(Task to complete):
Show every line of the material below that contains the string "frequency". Letter case matters.

(Information shown):
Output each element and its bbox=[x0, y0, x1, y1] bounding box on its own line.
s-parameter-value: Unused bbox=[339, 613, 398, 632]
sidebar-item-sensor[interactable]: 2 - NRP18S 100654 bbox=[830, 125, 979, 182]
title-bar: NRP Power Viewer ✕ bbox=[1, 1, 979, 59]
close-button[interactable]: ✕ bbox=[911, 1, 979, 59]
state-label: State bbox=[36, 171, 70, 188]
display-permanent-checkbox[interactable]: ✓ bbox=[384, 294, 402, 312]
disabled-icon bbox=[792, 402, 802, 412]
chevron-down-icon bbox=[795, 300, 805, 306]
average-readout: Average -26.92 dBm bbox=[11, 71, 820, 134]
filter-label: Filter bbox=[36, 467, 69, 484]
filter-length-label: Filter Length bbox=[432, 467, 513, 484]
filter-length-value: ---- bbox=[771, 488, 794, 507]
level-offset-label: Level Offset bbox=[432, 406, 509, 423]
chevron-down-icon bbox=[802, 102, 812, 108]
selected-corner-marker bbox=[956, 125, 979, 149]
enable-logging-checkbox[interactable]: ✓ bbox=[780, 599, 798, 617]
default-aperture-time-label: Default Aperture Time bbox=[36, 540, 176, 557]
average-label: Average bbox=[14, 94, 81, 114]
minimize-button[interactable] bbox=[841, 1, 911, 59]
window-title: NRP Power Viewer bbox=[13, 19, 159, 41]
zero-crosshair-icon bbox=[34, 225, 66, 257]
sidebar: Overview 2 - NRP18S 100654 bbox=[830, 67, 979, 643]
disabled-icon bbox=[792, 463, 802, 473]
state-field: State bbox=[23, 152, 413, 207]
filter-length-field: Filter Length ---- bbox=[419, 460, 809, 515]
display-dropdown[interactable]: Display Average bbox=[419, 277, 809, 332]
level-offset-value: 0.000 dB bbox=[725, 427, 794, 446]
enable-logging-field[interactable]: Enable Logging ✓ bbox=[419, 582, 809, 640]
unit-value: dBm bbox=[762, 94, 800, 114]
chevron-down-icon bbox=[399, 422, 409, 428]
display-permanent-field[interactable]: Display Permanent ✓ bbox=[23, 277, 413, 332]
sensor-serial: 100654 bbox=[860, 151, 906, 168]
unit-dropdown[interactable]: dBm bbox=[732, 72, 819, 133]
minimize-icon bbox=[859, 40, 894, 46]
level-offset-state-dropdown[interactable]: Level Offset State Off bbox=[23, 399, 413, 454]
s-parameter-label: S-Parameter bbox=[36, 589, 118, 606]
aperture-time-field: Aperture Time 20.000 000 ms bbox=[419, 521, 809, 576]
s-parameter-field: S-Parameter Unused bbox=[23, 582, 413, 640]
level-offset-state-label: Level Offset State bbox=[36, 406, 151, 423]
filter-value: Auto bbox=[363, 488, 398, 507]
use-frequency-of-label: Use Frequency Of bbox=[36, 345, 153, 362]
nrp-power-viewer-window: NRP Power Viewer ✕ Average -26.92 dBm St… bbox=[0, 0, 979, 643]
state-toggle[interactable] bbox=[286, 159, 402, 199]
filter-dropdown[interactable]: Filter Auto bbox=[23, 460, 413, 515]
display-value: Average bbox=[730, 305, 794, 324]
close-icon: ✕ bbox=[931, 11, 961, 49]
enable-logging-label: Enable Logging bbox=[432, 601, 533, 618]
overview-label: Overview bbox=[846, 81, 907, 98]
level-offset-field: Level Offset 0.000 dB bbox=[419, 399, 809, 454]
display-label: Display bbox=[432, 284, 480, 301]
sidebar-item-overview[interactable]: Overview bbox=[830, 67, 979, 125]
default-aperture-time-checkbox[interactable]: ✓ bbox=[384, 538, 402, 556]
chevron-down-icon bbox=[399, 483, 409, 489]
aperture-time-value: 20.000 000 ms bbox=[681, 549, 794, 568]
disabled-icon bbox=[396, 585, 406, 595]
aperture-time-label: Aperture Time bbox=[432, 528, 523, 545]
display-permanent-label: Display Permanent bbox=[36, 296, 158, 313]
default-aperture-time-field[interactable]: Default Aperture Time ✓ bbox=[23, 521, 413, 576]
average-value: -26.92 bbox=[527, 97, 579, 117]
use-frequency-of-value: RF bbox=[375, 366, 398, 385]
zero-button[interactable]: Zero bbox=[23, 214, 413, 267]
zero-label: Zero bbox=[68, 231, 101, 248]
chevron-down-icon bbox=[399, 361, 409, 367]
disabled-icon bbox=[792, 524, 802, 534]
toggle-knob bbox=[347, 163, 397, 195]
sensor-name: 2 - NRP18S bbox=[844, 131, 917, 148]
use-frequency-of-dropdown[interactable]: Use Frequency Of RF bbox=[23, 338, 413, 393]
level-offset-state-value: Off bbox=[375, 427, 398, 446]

(Solution):
use-frequency-of-label: Use Frequency Of bbox=[36, 345, 153, 362]
use-frequency-of-value: RF bbox=[375, 366, 398, 385]
use-frequency-of-dropdown[interactable]: Use Frequency Of RF bbox=[23, 338, 413, 393]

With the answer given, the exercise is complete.